[Listings of boxed layout items]
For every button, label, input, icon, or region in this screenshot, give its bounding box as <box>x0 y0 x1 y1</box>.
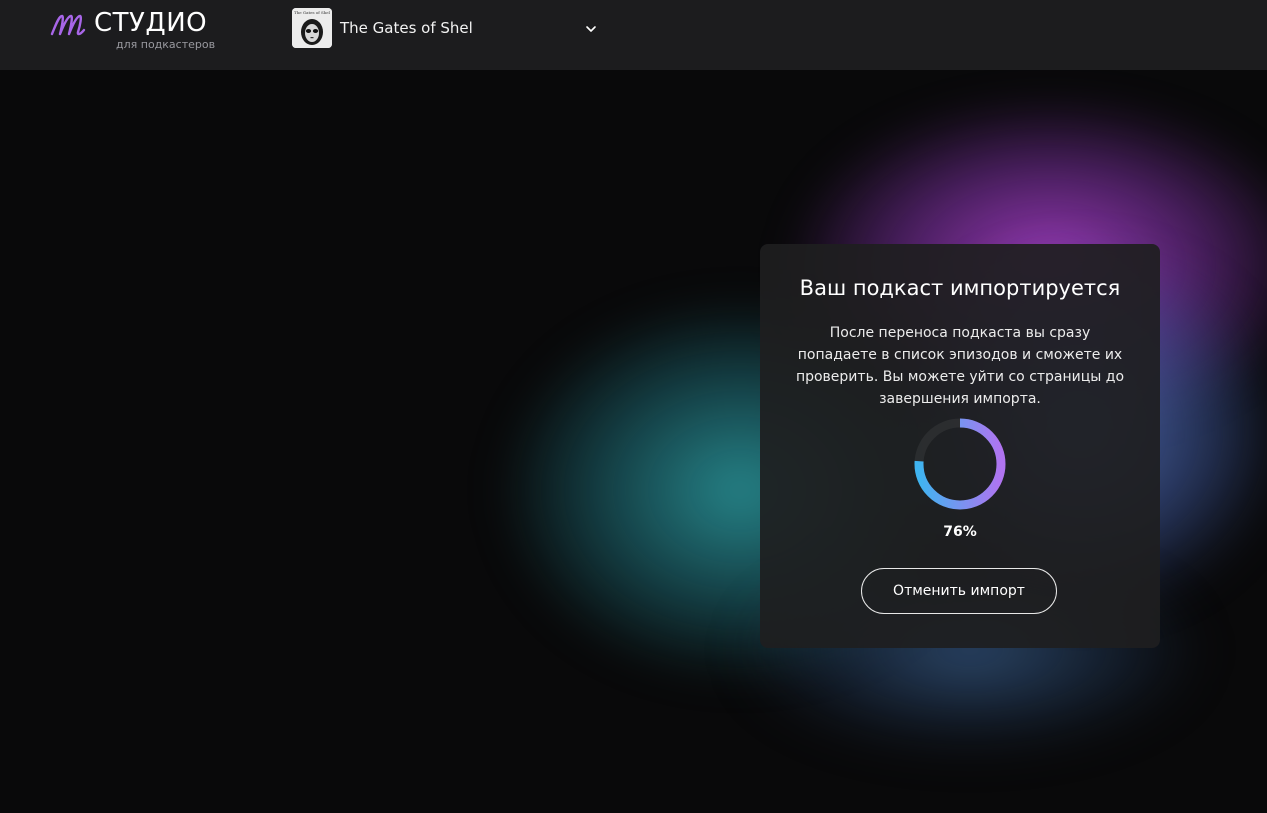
import-progress-card: Ваш подкаст импортируется После переноса… <box>760 244 1160 648</box>
top-header: СТУДИО для подкастеров The Gates of Shel… <box>0 0 1267 70</box>
cancel-import-button[interactable]: Отменить импорт <box>861 568 1057 614</box>
podcast-name: The Gates of Shel <box>340 19 473 37</box>
import-description: После переноса подкаста вы сразу попадае… <box>795 325 1125 407</box>
studio-logo-icon <box>50 14 86 36</box>
progress-ring <box>914 418 1006 510</box>
podcast-switcher[interactable]: The Gates of Shel The Gates of Shel <box>292 8 604 48</box>
podcast-cover: The Gates of Shel <box>292 8 332 48</box>
import-title: Ваш подкаст импортируется <box>799 276 1121 300</box>
chevron-down-icon[interactable] <box>584 22 598 36</box>
studio-logo[interactable]: СТУДИО для подкастеров <box>50 8 225 54</box>
progress-percent: 76% <box>943 524 977 540</box>
podcast-cover-image: The Gates of Shel <box>292 8 332 48</box>
cover-caption: The Gates of Shel <box>294 10 331 15</box>
logo-subtitle: для подкастеров <box>116 38 216 51</box>
logo-title: СТУДИО <box>94 8 208 38</box>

> GIVEN EXERCISE
Quote the lines in the records above, starting with the line containing "import-progress-card: Ваш подкаст" and going on through the line containing "chevron-down-icon[interactable] <box>584 22", including both of those lines.

> RESULT FOR THIS EXERCISE
import-progress-card: Ваш подкаст импортируется После переноса… <box>760 244 1160 648</box>
top-header: СТУДИО для подкастеров The Gates of Shel… <box>0 0 1267 70</box>
cancel-import-button[interactable]: Отменить импорт <box>861 568 1057 614</box>
podcast-name: The Gates of Shel <box>340 19 473 37</box>
import-description: После переноса подкаста вы сразу попадае… <box>795 325 1125 407</box>
studio-logo-icon <box>50 14 86 36</box>
progress-ring <box>914 418 1006 510</box>
podcast-switcher[interactable]: The Gates of Shel The Gates of Shel <box>292 8 604 48</box>
podcast-cover: The Gates of Shel <box>292 8 332 48</box>
import-title: Ваш подкаст импортируется <box>799 276 1121 300</box>
chevron-down-icon[interactable] <box>584 22 598 36</box>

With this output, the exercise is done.